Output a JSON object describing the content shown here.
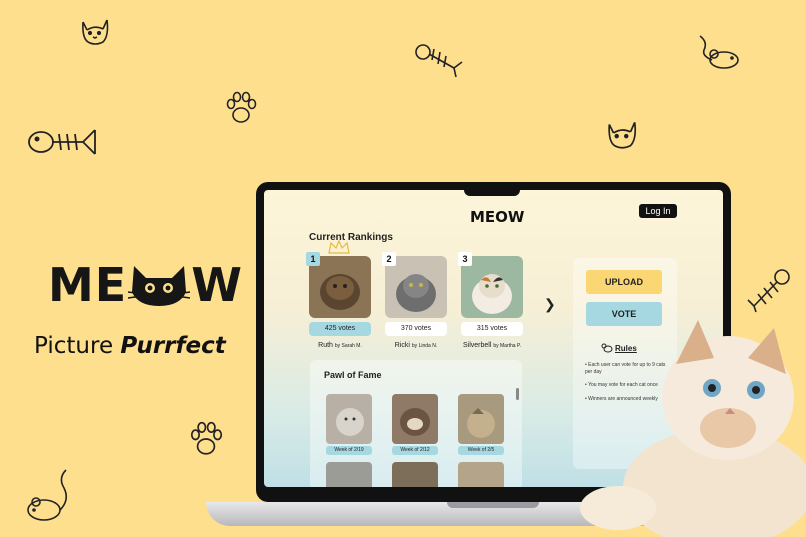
{
  "brand": {
    "logo_left": "ME",
    "logo_right": "W",
    "tagline_plain": "Picture ",
    "tagline_emph": "Purrfect"
  },
  "app": {
    "logo": "MEOW",
    "login_label": "Log In",
    "rankings_title": "Current Rankings",
    "rankings": [
      {
        "rank": "1",
        "votes": "425 votes",
        "name": "Ruth",
        "by": "by Sarah M."
      },
      {
        "rank": "2",
        "votes": "370 votes",
        "name": "Ricki",
        "by": "by Linda N."
      },
      {
        "rank": "3",
        "votes": "315 votes",
        "name": "Silverbell",
        "by": "by Martha P."
      }
    ],
    "upload_label": "UPLOAD",
    "vote_label": "VOTE",
    "rules_title": "Rules",
    "rules": [
      "Each user can vote for up to 9 cats per day",
      "You may vote for each cat once",
      "Winners are announced weekly"
    ],
    "fame_title": "Pawl of Fame",
    "fame": [
      {
        "week": "Week of 2/19"
      },
      {
        "week": "Week of 2/12"
      },
      {
        "week": "Week of 2/5"
      }
    ]
  },
  "colors": {
    "background": "#fddf8e",
    "accent_blue": "#a6d8e2",
    "accent_yellow": "#fbd774"
  },
  "icons": [
    "cat-face-icon",
    "fishbone-icon",
    "mouse-icon",
    "paw-icon",
    "chevron-right-icon",
    "cat-rules-icon",
    "crown-icon"
  ]
}
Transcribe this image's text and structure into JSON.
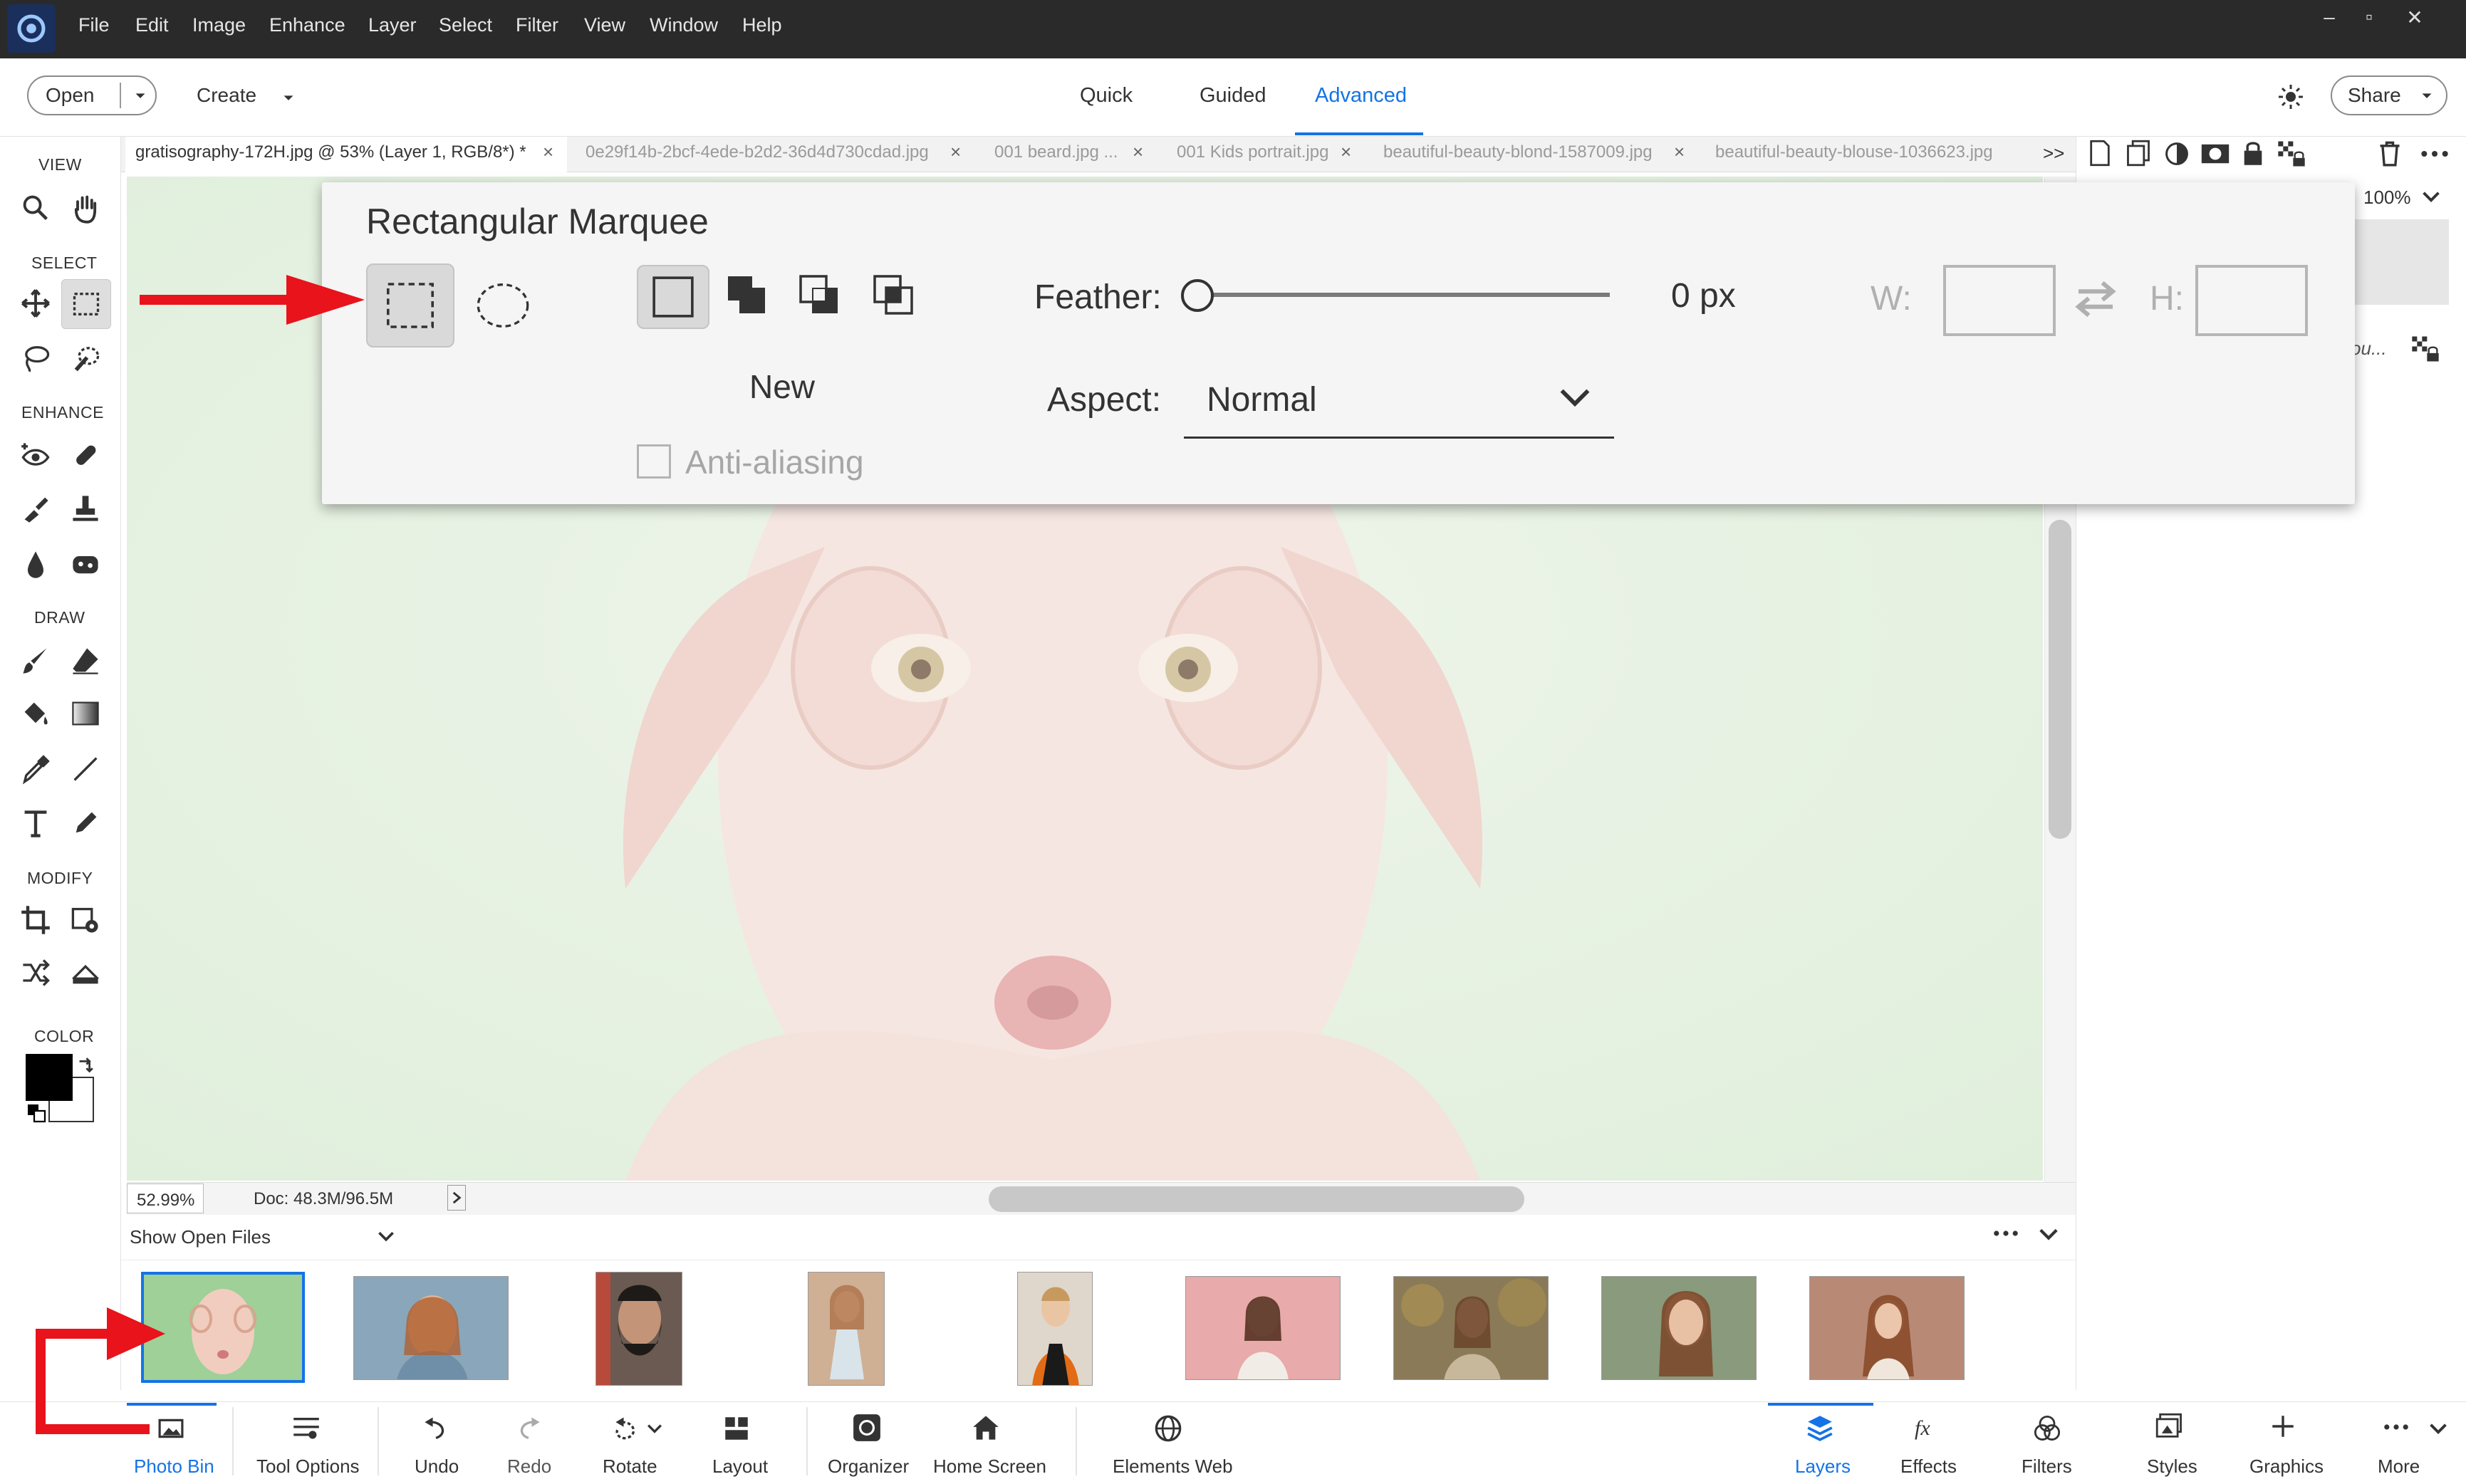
{
  "menu": [
    "File",
    "Edit",
    "Image",
    "Enhance",
    "Layer",
    "Select",
    "Filter",
    "View",
    "Window",
    "Help"
  ],
  "window_controls": {
    "minimize": "–",
    "maximize": "▫",
    "close": "✕"
  },
  "topbar": {
    "open_label": "Open",
    "create_label": "Create",
    "modes": [
      "Quick",
      "Guided",
      "Advanced"
    ],
    "active_mode": "Advanced",
    "share_label": "Share"
  },
  "toolbox": {
    "sections": [
      "VIEW",
      "SELECT",
      "ENHANCE",
      "DRAW",
      "MODIFY",
      "COLOR"
    ]
  },
  "tabs": [
    {
      "label": "gratisography-172H.jpg @ 53% (Layer 1, RGB/8*) *",
      "active": true
    },
    {
      "label": "0e29f14b-2bcf-4ede-b2d2-36d4d730cdad.jpg",
      "active": false
    },
    {
      "label": "001 beard.jpg ...",
      "active": false
    },
    {
      "label": "001 Kids portrait.jpg",
      "active": false
    },
    {
      "label": "beautiful-beauty-blond-1587009.jpg",
      "active": false
    },
    {
      "label": "beautiful-beauty-blouse-1036623.jpg",
      "active": false
    }
  ],
  "tab_close": "×",
  "tab_overflow": ">>",
  "right_panel": {
    "zoom": "100%",
    "layer_name_fragment": "ou..."
  },
  "status": {
    "zoom": "52.99%",
    "doc": "Doc: 48.3M/96.5M"
  },
  "bin": {
    "dropdown_label": "Show Open Files",
    "thumb_colors": [
      "#9ed097",
      "#8aa6ba",
      "#6b5a52",
      "#cfb095",
      "#c9a07f",
      "#e8aaaa",
      "#8a7a58",
      "#8a9a7c",
      "#b88a76"
    ]
  },
  "bottombar": {
    "left": [
      "Photo Bin",
      "Tool Options",
      "Undo",
      "Redo",
      "Rotate",
      "Layout",
      "Organizer",
      "Home Screen",
      "Elements Web"
    ],
    "right": [
      "Layers",
      "Effects",
      "Filters",
      "Styles",
      "Graphics",
      "More"
    ]
  },
  "tool_options": {
    "title": "Rectangular Marquee",
    "mode_label": "New",
    "feather_label": "Feather:",
    "feather_value": "0 px",
    "feather_fraction": 0,
    "aspect_label": "Aspect:",
    "aspect_value": "Normal",
    "antialias_label": "Anti-aliasing",
    "antialias_checked": false,
    "w_label": "W:",
    "h_label": "H:"
  },
  "colors": {
    "accent": "#1473e6",
    "arrow": "#e8131b",
    "titlebar": "#2a2a2a",
    "foreground_color": "#000000",
    "background_color": "#ffffff"
  }
}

[Task brief] Copy out every line with the word "votes".

[Output of the task]
        "votes": "425 votes",
        "votes": "370 votes",
        "votes": "315 votes",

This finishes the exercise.